Given request. Retype each record shown below, leaving every character as it is.

───── Exercise inputs

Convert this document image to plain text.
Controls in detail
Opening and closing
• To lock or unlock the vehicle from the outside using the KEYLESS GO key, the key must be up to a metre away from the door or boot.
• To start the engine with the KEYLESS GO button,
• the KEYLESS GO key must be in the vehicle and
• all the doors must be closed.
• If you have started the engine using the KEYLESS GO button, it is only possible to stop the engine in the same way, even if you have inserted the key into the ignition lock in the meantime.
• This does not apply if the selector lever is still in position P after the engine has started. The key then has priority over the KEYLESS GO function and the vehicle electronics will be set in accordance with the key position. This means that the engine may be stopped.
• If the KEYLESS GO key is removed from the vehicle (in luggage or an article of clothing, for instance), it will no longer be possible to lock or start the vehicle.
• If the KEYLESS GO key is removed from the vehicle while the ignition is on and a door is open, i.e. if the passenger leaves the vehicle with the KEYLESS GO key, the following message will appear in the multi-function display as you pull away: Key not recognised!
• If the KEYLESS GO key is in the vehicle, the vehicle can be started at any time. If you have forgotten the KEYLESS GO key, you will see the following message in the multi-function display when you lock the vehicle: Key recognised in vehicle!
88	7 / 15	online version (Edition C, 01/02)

──────────

Response to the exercise.
Convert this document image to plain text.
Controls in detail
Opening and closing
• To lock or unlock the vehicle from the outside using the KEYLESS GO key, the key must be up to a metre away from the door or boot.
• To start the engine with the KEYLESS GO button,
• the KEYLESS GO key must be in the vehicle and
• all the doors must be closed.
• If you have started the engine using the KEYLESS GO button, it is only possible to stop the engine in the same way, even if you have inserted the key into the ignition lock in the meantime.
• This does not apply if the selector lever is still in position P after the engine has started. The key then has priority over the KEYLESS GO function and the vehicle electronics will be set in accordance with the key position. This means that the engine may be stopped.
• If the KEYLESS GO key is removed from the vehicle (in luggage or an article of clothing, for instance), it will no longer be possible to lock or start the vehicle.
• If the KEYLESS GO key is removed from the vehicle while the ignition is on and a door is open, i.e. if the passenger leaves the vehicle with the KEYLESS GO key, the following message will appear in the multi-function display as you pull away: Key not recognised!
• If the KEYLESS GO key is in the vehicle, the vehicle can be started at any time. If you have forgotten the KEYLESS GO key, you will see the following message in the multi-function display when you lock the vehicle: Key recognised in vehicle!
88	7 / 15	online version (Edition C, 01/02)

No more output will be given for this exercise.